Transcribe word for word the part of the piece on Shimon Peres below, starting at "Why I don’t" and ending at "business cooperation project.".

__Passage given__
════════

Why I don’t have a photo with Shimon Peres
I first met the late Shimon Peres more than 12 years ago. Israeli disengagements on Gaza were just a theoretical construct under discussion then. I was there to find a way to privatize the peace process.
The idea wasn’t mine, but that of Peres, so who better to talk to about it? He was then minister of development for Negev, Galilee and provided generous support to a process we came to call the “Ankara Forum,” an effort to use business connections to drown out the conflict. Peres’ support lasted throughout his presidency.
I saw him many times in the last decade while working on this trilateral business cooperation project.
I always enjoyed talking to him. He was history personified to me, larger than life. While talking about privatizing the peace process, you might easily find yourself talking about the importance of geography and connectivity for economic development, or border industrial estates as islands of excellence, with strong connections to the outer world. Then things could flow into the importance of path-breaking technological achievements for economic cooperation, and hence the important place of entrepreneurship on the road to peace. I always emerged from meetings with fresh ideas and plenty of notes, and if I had a practical problem on the ground, I know whose office I had to call first.
That is how the Ankara Forum for economic cooperation between Israel, Turkey and Palestine was formed. It is a coming together of the Turkish Union of Chambers and Commodity Exchanges (TOBB), the Palestinian Chamber Federation and the Manufacturers Association of Israel. These three institutions were to develop and manage a border industrial estate in Palestine. The original project undertaken was the revitalization of the Beit Hanoun (Erez) industrial estate in northern Gaza. It was a border estate that was operational before disengagement. The objective was to bring together all relevant parties, not to talk about the past, but to focus on the immediate future. It was about bringing water, electricity and designing a supply route to an actual industrial estate. These are all very technical issues, and that, to me, was what privatizing the peace process was about – making a political conflict into a technical problem, then solving it one little piece at a time.

════════

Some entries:

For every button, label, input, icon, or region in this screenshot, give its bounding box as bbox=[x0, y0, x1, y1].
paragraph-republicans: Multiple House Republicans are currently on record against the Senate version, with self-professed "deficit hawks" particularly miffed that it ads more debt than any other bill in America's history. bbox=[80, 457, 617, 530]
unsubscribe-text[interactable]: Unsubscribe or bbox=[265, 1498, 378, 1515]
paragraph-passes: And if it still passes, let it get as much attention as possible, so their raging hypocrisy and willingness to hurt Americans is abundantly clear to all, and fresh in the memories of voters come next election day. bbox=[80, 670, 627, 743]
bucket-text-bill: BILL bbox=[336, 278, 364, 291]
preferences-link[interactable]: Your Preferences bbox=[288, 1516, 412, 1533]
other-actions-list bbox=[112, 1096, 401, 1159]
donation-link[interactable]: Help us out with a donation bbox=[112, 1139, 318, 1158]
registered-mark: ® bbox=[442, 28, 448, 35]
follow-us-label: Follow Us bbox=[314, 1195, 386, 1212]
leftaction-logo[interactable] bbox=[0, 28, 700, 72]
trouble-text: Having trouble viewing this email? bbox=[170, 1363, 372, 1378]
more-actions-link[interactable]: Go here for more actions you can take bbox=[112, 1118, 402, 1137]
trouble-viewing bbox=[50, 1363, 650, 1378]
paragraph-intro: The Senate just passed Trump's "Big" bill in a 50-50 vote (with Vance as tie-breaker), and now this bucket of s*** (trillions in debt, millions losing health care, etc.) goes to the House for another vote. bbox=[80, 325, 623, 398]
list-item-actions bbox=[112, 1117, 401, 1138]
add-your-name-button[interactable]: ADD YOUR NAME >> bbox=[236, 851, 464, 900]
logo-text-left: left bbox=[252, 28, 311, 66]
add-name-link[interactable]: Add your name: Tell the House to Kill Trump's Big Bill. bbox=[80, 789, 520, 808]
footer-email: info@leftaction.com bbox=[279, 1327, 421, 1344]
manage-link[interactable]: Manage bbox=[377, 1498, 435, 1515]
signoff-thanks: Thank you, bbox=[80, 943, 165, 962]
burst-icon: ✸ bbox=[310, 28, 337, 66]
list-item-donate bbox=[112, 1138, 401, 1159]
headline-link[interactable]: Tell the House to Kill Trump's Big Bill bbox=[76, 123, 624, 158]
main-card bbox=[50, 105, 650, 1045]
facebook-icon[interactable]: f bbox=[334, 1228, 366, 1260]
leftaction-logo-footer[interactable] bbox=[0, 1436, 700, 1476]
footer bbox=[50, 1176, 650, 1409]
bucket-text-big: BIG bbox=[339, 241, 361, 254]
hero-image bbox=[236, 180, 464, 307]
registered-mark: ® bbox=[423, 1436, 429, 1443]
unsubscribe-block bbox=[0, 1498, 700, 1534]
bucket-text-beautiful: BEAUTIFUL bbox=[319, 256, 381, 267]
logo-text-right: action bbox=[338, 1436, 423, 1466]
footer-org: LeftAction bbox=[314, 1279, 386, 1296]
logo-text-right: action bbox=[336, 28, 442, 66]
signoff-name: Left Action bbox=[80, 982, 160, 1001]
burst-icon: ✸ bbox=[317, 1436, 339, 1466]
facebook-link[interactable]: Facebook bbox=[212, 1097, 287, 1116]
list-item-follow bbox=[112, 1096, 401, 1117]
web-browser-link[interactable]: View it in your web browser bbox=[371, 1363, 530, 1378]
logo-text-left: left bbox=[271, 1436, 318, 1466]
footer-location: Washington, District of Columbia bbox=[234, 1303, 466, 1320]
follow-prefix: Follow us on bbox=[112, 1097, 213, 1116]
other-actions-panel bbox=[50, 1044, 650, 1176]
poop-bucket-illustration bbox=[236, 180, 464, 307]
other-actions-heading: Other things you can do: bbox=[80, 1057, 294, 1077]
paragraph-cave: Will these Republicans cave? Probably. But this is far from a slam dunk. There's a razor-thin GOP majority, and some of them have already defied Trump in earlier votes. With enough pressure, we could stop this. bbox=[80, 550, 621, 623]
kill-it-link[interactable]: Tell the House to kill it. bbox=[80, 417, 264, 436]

════════

__Finished answer__
Why I don’t have a photo with Shimon Peres
I first met the late Shimon Peres more than 12 years ago. Israeli disengagements on Gaza were just a theoretical construct under discussion then. I was there to find a way to privatize the peace process.
The idea wasn’t mine, but that of Peres, so who better to talk to about it? He was then minister of development for Negev, Galilee and provided generous support to a process we came to call the “Ankara Forum,” an effort to use business connections to drown out the conflict. Peres’ support lasted throughout his presidency.
I saw him many times in the last decade while working on this trilateral business cooperation project.